# [LISTA DE TAREAS]
[1] Según el texto sobre la exposición de Nicolás Muller, ¿cuántos negativos componen el archivo del fotógrafo?
[2] Retoma el texto sobre la exposición de Nicolás Muller y continúalo a partir de su última frase.
***** TEXTO PRESENTADO
La Sala Canal expone 125 trabajos del húngaro Nicolás
Muller, uno de los pioneros del compromiso fotográfico
“El artista que tiene en su mano una
cámara fotográfica tiene un instrumento único para poder expresar con ella su
pensamiento, sus ideas. Creo que esto significa una cierta obligación”. Nicolás
Muller (Orosháza, Hungría, 1913-Andrín, Asturias, 2000), no olvidó nunca esa
obligación auto impuesta. Con menos de 20 años, realizó en su patria de origen
unas series que documentaban el régimen feudal en el que vivía la inmensa
mayoría del país. Son retratos de hombres, mujeres y niños con el rostro
reventado por el dolor del esfuerzo físico y con brazos y piernas con los
tendones a punto de estallar, con las manos rotas por los callos.
Una de estas imágenes, Trabajador en el drenaje del río Tiszla
(Hungría, 1937), un hombre joven, enjaezado como un caballo de arrastre, define
como ninguna otra obra la forma de entender el compromiso y el talento
artístico de uno de los fotógrafos documentalistas esenciales en la historia de
la fotografía. Esa fotografía le supuso a Muller el comienzo de una vida
viajera que le haría pasear su implacable ojo por Francia, Portugal, Marruecos
y España, donde se vinculó a la Revista de Occidente, se casó y acabó
obteniendo la nacionalidad.
Bajo el sencillo título de Nicolás Muller. Obras Maestras, la sala
Canal Isabel II inaugura hoy una antológica de 125 obras escogidas por el
comisario Chema Conesa entre los 14.000 negativos que componen el archivo
custodiados por su hija Anne Muller, también fotógrafa. Organizada por la
Comunidad de Madrid en colaboración con La Fábrica, la exposición recorre las
cinco etapas esenciales del fotógrafo coincidiendo con el centenario de su
nacimiento.
**********
***** EXTRACTOS DE DATOS
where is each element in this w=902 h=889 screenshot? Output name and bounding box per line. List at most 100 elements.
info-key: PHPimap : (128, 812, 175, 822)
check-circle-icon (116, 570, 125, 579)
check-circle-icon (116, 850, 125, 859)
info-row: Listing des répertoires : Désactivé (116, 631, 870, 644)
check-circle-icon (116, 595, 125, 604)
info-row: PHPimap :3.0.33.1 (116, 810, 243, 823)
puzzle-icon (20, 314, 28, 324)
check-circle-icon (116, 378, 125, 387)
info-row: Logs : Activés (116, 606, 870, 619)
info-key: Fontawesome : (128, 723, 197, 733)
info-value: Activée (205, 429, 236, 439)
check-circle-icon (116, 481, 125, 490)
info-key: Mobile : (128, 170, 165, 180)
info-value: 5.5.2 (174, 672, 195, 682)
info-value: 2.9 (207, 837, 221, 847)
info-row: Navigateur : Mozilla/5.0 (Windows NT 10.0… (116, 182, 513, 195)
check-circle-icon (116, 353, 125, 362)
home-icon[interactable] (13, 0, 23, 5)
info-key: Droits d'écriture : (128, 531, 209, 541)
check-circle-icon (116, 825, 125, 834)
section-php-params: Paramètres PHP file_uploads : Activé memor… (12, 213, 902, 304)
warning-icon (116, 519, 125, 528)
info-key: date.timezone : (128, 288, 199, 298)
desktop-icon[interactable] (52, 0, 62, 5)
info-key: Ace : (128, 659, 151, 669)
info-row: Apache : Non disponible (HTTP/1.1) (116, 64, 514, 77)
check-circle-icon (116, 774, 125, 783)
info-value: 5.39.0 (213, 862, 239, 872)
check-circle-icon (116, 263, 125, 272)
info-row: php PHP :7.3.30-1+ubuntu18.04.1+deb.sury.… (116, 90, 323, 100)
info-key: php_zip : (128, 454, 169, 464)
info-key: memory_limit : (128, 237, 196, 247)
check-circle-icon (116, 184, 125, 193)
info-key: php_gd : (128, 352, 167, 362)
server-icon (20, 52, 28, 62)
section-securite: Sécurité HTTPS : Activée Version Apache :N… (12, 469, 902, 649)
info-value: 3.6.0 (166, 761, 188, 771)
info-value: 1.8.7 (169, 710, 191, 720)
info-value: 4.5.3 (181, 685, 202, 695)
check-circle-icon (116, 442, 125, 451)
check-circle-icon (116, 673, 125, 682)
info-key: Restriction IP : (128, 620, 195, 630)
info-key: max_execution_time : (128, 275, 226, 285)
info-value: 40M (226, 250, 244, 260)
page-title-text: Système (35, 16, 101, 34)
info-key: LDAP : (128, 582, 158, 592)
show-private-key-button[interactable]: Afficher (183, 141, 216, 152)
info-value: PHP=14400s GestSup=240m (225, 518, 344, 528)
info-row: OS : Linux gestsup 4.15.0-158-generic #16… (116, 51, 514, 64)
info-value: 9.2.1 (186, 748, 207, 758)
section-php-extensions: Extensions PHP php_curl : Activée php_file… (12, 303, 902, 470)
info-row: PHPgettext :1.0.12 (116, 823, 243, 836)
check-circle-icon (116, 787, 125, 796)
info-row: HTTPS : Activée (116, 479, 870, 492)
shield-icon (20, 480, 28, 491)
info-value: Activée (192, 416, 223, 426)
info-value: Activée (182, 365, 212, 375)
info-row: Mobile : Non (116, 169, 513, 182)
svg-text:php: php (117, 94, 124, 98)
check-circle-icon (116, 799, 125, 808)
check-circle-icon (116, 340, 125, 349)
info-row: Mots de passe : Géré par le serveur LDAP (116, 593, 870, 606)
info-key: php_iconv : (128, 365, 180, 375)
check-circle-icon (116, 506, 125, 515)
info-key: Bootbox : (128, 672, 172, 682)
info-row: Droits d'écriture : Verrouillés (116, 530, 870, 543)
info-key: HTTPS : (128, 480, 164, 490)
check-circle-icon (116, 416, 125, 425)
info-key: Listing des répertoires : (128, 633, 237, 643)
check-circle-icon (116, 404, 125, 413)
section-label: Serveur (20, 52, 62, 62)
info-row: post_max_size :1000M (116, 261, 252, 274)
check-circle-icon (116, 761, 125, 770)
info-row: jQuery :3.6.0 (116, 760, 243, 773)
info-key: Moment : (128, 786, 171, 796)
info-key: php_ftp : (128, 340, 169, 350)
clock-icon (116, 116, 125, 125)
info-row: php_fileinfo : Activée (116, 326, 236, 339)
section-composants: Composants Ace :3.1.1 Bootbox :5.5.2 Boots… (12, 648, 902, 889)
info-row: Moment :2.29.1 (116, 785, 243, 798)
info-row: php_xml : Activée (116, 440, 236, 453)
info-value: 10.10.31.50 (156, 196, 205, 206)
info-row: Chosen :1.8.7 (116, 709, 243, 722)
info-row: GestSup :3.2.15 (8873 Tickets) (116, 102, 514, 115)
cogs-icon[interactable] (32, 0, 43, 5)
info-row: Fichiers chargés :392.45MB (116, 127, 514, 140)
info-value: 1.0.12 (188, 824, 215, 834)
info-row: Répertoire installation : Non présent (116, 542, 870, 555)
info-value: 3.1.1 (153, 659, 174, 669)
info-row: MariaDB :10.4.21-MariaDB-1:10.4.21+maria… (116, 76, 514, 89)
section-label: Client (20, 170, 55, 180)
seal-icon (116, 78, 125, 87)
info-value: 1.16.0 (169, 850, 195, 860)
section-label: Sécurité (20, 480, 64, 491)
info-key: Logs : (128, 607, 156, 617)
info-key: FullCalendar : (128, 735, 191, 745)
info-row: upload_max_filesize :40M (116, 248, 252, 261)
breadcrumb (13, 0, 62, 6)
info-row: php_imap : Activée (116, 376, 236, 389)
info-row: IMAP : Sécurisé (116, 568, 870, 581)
**********
# [RESPUESTAS POR TAREA]
[1] Lo componen 14.000 negativos.

[2]
La muestra arranca con una selección de las fotografías que Muller realizó
en Hungría. “Junto a otros jóvenes como él, montó un grupo que se llamaba Los
descubridores de aldeas”, explica Conesa. De esos primeros años (con solo 11 le
regalaron una cámara de la que no se apartaba), proceden imágenes tan
impactantes como La gitana (1937), en la que se ve a una mujer con la
cara, manos y brazos surcados de arrugas y los ojos perdidos en la tristeza.
Otra imagen sobrecogedora es Afilando la guadaña (1935) en la que el
protagonista está de espaldas. El sudor que empapa su camisa blanca hecha
jirones mientras apoya un brazo en la herramienta, es sobrecogedor. De hambre y
miseria dicen mucho Almuerzo III (1936) o Niño (1936).
Hijo de una familia acomodada de judíos no practicantes, la invasión de
Austria por Hitler le fuerza a trasladarse a París, donde se encuentra con
otros históricos de la fotografía y con los que se deja influir por las teorías
constructivistas de la época y las formas visuales que emanan de la Bauhaus.
Son Robert Capa, Brasaï o Kertész quienes le ayudan a publicar en las revistas
esenciales de aquellos años.
En Francia prosigue con su vocación de retratar a los más desfavorecidos.
Una imagen titulada Puerto de Marsella (1938) en la que un hombre
encorvado pasea de espaldas con la cabeza gacha, ilustra de manera perfecta
aquello tiempos de incertidumbre. Los cargadores en los puertos, los pescadores
o los marineros tatuados forman una desoladora galería de perdedores.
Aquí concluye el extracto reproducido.